**EXTRACTED DATA**.
--- Start ---

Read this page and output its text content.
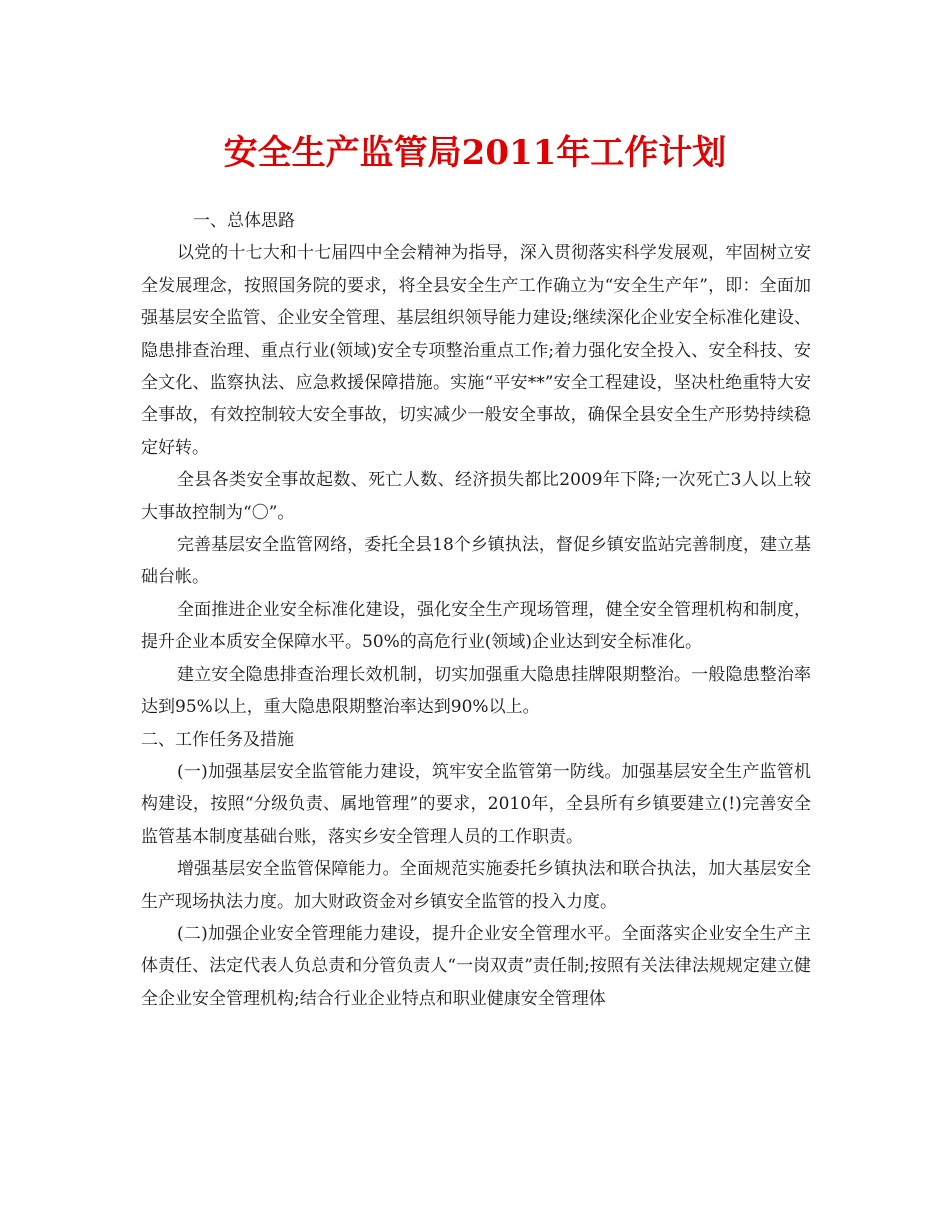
安全生产监管局2011年工作计划

一、总体思路

以党的十七大和十七届四中全会精神为指导，深入贯彻落实科学发展观，牢固树立安全发展理念，按照国务院的要求，将全县安全生产工作确立为“安全生产年”，即：全面加强基层安全监管、企业安全管理、基层组织领导能力建设;继续深化企业安全标准化建设、隐患排查治理、重点行业(领域)安全专项整治重点工作;着力强化安全投入、安全科技、安全文化、监察执法、应急救援保障措施。实施“平安**”安全工程建设，坚决杜绝重特大安全事故，有效控制较大安全事故，切实减少一般安全事故，确保全县安全生产形势持续稳定好转。

全县各类安全事故起数、死亡人数、经济损失都比2009年下降;一次死亡3人以上较大事故控制为“〇”。

完善基层安全监管网络，委托全县18个乡镇执法，督促乡镇安监站完善制度，建立基础台帐。

全面推进企业安全标准化建设，强化安全生产现场管理，健全安全管理机构和制度，提升企业本质安全保障水平。50%的高危行业(领域)企业达到安全标准化。

建立安全隐患排查治理长效机制，切实加强重大隐患挂牌限期整治。一般隐患整治率达到95%以上，重大隐患限期整治率达到90%以上。

二、工作任务及措施

(一)加强基层安全监管能力建设，筑牢安全监管第一防线。加强基层安全生产监管机构建设，按照“分级负责、属地管理”的要求，2010年，全县所有乡镇要建立(!)完善安全监管基本制度基础台账，落实乡安全管理人员的工作职责。

增强基层安全监管保障能力。全面规范实施委托乡镇执法和联合执法，加大基层安全生产现场执法力度。加大财政资金对乡镇安全监管的投入力度。

(二)加强企业安全管理能力建设，提升企业安全管理水平。全面落实企业安全生产主体责任、法定代表人负总责和分管负责人“一岗双责”责任制;按照有关法律法规规定建立健全企业安全管理机构;结合行业企业特点和职业健康安全管理体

--- End ---

Leave out the pictures and print every line of the data exactly.

Read this page and output its text content.
安全生产监管局2011年工作计划

一、总体思路

以党的十七大和十七届四中全会精神为指导，深入贯彻落实科学发展观，牢固树立安全发展理念，按照国务院的要求，将全县安全生产工作确立为“安全生产年”，即：全面加强基层安全监管、企业安全管理、基层组织领导能力建设;继续深化企业安全标准化建设、隐患排查治理、重点行业(领域)安全专项整治重点工作;着力强化安全投入、安全科技、安全文化、监察执法、应急救援保障措施。实施“平安**”安全工程建设，坚决杜绝重特大安全事故，有效控制较大安全事故，切实减少一般安全事故，确保全县安全生产形势持续稳定好转。

全县各类安全事故起数、死亡人数、经济损失都比2009年下降;一次死亡3人以上较大事故控制为“〇”。

完善基层安全监管网络，委托全县18个乡镇执法，督促乡镇安监站完善制度，建立基础台帐。

全面推进企业安全标准化建设，强化安全生产现场管理，健全安全管理机构和制度，提升企业本质安全保障水平。50%的高危行业(领域)企业达到安全标准化。

建立安全隐患排查治理长效机制，切实加强重大隐患挂牌限期整治。一般隐患整治率达到95%以上，重大隐患限期整治率达到90%以上。

二、工作任务及措施

(一)加强基层安全监管能力建设，筑牢安全监管第一防线。加强基层安全生产监管机构建设，按照“分级负责、属地管理”的要求，2010年，全县所有乡镇要建立(!)完善安全监管基本制度基础台账，落实乡安全管理人员的工作职责。

增强基层安全监管保障能力。全面规范实施委托乡镇执法和联合执法，加大基层安全生产现场执法力度。加大财政资金对乡镇安全监管的投入力度。

(二)加强企业安全管理能力建设，提升企业安全管理水平。全面落实企业安全生产主体责任、法定代表人负总责和分管负责人“一岗双责”责任制;按照有关法律法规规定建立健全企业安全管理机构;结合行业企业特点和职业健康安全管理体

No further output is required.